◆ Task statement: Pull out each line of the records holding the string "name".

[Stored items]
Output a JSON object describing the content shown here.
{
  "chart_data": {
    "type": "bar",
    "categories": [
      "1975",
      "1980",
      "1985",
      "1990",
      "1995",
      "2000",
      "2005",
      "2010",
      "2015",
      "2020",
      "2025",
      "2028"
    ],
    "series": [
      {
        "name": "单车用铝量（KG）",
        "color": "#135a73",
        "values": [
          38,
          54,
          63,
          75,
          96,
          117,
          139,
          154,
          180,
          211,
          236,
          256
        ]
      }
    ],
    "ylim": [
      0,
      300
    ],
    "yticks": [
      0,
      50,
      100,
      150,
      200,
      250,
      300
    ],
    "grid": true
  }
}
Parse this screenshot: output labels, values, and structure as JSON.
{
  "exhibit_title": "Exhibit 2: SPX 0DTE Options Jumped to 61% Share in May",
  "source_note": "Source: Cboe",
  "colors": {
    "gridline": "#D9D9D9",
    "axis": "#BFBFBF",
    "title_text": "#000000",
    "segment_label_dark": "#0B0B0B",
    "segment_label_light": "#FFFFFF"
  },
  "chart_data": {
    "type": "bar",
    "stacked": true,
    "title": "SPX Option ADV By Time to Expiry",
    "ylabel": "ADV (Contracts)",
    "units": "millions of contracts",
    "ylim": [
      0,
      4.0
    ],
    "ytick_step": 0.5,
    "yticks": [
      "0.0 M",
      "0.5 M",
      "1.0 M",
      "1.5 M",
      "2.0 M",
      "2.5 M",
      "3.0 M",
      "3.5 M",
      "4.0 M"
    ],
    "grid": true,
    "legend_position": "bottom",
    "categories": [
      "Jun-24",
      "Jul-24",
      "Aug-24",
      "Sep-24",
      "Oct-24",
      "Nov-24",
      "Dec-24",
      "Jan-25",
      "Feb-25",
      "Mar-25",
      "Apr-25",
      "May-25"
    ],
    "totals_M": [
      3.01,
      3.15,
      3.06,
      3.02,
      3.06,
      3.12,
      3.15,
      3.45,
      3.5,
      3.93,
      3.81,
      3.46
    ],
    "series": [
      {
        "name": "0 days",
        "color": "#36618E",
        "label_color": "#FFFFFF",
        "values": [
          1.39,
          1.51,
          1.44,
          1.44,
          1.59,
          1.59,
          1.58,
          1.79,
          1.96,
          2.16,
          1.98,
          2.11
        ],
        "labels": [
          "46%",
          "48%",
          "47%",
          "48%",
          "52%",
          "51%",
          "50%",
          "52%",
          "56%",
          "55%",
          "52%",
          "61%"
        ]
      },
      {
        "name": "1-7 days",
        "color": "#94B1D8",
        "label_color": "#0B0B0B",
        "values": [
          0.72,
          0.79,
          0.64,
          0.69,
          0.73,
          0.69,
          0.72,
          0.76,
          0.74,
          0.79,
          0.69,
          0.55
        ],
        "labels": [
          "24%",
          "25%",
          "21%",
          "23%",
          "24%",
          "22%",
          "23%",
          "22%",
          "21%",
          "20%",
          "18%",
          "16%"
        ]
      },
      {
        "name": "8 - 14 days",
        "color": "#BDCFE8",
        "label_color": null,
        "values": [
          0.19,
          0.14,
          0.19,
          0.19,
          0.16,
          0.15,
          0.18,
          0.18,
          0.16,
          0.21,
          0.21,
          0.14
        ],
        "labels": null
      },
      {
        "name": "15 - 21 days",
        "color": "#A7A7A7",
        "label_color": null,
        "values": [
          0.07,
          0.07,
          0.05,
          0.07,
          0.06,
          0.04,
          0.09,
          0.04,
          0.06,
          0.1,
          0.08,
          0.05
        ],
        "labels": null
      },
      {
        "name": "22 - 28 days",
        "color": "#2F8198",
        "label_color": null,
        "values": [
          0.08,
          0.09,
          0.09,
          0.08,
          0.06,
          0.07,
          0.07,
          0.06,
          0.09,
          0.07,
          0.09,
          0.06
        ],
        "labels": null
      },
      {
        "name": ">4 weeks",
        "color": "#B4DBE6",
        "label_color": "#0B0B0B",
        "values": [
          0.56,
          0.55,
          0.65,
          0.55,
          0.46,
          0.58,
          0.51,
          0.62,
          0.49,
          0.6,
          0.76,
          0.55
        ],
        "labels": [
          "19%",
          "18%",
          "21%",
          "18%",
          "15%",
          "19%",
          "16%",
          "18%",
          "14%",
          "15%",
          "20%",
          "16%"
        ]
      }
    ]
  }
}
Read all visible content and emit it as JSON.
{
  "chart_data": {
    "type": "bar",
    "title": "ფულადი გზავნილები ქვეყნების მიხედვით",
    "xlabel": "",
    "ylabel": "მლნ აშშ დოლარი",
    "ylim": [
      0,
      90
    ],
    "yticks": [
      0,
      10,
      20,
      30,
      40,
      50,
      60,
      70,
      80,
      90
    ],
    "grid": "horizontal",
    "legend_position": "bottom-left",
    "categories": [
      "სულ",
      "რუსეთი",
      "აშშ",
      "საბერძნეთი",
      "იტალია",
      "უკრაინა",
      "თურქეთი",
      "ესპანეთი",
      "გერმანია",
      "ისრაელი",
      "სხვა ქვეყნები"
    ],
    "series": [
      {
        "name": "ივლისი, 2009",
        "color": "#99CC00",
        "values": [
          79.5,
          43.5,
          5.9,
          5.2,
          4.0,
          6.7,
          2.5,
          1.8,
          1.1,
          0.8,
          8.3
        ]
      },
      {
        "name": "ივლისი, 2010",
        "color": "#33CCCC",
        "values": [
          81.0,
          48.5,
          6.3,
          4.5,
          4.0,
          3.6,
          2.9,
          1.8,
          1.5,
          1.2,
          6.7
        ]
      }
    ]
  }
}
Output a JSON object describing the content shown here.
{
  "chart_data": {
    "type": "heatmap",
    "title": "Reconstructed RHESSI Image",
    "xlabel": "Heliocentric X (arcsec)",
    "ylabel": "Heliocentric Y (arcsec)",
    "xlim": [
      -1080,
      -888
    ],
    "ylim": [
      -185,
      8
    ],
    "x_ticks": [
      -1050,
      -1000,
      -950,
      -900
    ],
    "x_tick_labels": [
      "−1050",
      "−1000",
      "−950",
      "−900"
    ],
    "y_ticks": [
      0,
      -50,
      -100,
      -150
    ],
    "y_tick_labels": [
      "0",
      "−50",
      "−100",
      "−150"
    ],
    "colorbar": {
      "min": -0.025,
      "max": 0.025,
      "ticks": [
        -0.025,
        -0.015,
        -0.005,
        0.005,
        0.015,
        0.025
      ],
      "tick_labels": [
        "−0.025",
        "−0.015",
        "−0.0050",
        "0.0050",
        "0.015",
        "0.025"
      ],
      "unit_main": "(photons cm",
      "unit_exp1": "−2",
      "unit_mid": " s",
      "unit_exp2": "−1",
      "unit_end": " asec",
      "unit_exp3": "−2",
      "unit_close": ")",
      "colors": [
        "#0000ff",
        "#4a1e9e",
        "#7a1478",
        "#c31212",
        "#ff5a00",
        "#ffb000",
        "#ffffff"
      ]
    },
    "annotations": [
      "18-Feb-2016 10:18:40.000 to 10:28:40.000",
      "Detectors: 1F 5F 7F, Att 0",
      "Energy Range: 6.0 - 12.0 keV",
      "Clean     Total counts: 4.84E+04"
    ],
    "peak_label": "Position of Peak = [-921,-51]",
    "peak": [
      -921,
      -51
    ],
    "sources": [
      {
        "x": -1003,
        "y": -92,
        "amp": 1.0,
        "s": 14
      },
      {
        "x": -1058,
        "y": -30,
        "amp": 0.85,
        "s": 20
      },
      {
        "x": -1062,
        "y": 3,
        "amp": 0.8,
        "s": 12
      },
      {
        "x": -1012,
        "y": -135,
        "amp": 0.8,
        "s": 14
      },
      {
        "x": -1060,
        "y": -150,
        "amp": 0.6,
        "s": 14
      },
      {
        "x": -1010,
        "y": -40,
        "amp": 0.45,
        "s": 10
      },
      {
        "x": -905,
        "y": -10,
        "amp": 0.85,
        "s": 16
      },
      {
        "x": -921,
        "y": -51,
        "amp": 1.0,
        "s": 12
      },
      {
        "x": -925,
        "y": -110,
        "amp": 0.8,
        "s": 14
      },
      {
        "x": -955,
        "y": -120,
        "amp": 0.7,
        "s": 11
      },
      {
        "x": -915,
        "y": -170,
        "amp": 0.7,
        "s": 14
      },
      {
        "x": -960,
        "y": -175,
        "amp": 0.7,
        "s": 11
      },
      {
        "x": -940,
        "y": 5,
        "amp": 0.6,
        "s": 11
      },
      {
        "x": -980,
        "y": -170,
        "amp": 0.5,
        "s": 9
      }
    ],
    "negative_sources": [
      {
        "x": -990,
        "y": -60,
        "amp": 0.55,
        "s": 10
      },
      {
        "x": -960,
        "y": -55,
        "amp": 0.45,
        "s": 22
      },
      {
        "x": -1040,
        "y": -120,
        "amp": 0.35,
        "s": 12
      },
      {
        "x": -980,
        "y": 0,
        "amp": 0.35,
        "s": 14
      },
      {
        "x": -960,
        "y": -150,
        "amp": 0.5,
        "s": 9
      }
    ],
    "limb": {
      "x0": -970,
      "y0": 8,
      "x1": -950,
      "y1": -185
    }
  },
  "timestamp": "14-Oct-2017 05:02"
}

◆ Result of the task:
        "name": "单车用铝量（KG）",
        "name": "0 days",
        "name": "1-7 days",
        "name": "8 - 14 days",
        "name": "15 - 21 days",
        "name": "22 - 28 days",
        "name": ">4 weeks",
        "name": "ივლისი, 2009",
        "name": "ივლისი, 2010",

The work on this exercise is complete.